Problem
Pull out the lines of the listing from its first line through the line containing "- legend-marker: [1202, 75, 1212, 85]", both ends included. Can you reproduce them word for word, with nothing else?

======== Exercise data ========

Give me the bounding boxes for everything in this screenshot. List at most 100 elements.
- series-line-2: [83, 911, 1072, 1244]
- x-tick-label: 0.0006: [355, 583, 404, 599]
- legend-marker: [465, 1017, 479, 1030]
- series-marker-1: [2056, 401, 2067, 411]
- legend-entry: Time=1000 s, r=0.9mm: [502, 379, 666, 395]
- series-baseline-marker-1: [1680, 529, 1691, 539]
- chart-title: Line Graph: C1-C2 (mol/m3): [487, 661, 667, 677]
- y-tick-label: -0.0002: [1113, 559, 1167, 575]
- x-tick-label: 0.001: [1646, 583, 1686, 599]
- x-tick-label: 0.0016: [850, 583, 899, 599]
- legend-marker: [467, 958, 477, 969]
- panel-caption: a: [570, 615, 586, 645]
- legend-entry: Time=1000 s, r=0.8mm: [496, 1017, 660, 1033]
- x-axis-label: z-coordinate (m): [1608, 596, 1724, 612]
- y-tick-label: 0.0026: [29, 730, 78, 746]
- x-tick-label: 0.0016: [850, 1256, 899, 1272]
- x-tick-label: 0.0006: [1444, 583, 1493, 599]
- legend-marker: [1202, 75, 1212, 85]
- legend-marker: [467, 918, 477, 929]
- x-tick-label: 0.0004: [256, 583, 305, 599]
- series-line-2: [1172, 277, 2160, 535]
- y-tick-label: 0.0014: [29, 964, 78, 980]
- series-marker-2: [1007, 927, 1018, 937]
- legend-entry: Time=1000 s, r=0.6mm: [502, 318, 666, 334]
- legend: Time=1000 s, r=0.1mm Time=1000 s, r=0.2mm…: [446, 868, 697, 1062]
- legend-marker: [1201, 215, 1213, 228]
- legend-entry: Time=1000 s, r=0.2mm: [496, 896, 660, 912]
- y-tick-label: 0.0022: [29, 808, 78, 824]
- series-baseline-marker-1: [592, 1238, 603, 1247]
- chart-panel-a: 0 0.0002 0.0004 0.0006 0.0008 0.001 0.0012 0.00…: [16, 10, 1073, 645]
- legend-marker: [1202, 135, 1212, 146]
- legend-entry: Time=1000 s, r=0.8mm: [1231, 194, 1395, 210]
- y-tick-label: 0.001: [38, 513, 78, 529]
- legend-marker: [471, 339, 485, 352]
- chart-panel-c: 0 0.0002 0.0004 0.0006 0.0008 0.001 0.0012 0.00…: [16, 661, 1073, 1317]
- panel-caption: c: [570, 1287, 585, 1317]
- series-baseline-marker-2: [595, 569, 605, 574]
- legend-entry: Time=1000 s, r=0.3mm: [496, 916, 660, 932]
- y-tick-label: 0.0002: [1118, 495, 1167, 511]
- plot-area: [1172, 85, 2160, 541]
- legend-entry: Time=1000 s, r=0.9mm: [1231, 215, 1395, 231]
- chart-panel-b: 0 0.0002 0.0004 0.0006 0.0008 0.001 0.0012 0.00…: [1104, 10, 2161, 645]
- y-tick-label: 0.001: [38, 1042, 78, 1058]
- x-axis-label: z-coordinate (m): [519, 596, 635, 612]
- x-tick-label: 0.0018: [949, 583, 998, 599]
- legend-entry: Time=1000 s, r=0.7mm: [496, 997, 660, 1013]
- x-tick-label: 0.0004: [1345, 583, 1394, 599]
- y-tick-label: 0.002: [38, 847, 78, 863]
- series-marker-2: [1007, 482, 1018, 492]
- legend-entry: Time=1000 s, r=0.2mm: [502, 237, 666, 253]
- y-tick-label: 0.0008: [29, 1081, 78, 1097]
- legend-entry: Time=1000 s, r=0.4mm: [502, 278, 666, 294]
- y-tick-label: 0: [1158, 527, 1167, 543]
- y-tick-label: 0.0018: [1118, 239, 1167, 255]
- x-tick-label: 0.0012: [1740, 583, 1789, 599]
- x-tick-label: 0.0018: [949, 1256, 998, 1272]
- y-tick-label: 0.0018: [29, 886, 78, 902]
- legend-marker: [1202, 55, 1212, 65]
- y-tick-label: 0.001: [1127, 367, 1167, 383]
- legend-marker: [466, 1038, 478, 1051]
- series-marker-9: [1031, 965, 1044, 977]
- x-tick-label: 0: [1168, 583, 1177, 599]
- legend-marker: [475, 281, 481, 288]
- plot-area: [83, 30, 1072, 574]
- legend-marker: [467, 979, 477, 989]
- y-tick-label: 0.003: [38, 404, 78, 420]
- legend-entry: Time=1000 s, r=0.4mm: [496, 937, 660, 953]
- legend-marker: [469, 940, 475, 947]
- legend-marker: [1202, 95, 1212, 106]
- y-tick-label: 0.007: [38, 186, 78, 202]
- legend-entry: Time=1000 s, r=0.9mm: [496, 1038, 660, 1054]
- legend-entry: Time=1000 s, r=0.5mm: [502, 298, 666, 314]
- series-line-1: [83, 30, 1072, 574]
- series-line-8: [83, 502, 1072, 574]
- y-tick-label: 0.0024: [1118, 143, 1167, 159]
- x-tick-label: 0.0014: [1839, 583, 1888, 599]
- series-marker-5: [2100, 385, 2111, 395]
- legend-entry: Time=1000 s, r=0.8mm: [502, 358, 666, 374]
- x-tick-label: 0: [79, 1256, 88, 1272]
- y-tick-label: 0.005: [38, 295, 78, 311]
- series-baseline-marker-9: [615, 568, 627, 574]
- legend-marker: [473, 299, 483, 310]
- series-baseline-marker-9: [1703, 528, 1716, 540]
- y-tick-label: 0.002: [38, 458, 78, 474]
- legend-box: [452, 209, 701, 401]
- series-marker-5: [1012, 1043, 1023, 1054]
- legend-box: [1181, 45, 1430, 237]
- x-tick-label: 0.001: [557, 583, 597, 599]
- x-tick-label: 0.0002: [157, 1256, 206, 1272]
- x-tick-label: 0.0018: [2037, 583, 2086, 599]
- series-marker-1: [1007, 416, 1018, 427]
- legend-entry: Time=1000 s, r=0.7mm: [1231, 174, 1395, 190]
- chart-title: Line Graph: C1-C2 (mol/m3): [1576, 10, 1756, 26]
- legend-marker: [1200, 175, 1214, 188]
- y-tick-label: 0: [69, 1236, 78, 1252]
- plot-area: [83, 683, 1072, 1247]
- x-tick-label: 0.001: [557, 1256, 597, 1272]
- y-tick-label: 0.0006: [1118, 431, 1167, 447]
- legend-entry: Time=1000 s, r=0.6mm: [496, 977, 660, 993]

========

Result
Give me the bounding boxes for everything in this screenshot. List at most 100 elements.
- series-line-2: [83, 911, 1072, 1244]
- x-tick-label: 0.0006: [355, 583, 404, 599]
- legend-marker: [465, 1017, 479, 1030]
- series-marker-1: [2056, 401, 2067, 411]
- legend-entry: Time=1000 s, r=0.9mm: [502, 379, 666, 395]
- series-baseline-marker-1: [1680, 529, 1691, 539]
- chart-title: Line Graph: C1-C2 (mol/m3): [487, 661, 667, 677]
- y-tick-label: -0.0002: [1113, 559, 1167, 575]
- x-tick-label: 0.001: [1646, 583, 1686, 599]
- x-tick-label: 0.0016: [850, 583, 899, 599]
- legend-marker: [467, 958, 477, 969]
- panel-caption: a: [570, 615, 586, 645]
- legend-entry: Time=1000 s, r=0.8mm: [496, 1017, 660, 1033]
- x-axis-label: z-coordinate (m): [1608, 596, 1724, 612]
- y-tick-label: 0.0026: [29, 730, 78, 746]
- x-tick-label: 0.0016: [850, 1256, 899, 1272]
- x-tick-label: 0.0006: [1444, 583, 1493, 599]
- legend-marker: [1202, 75, 1212, 85]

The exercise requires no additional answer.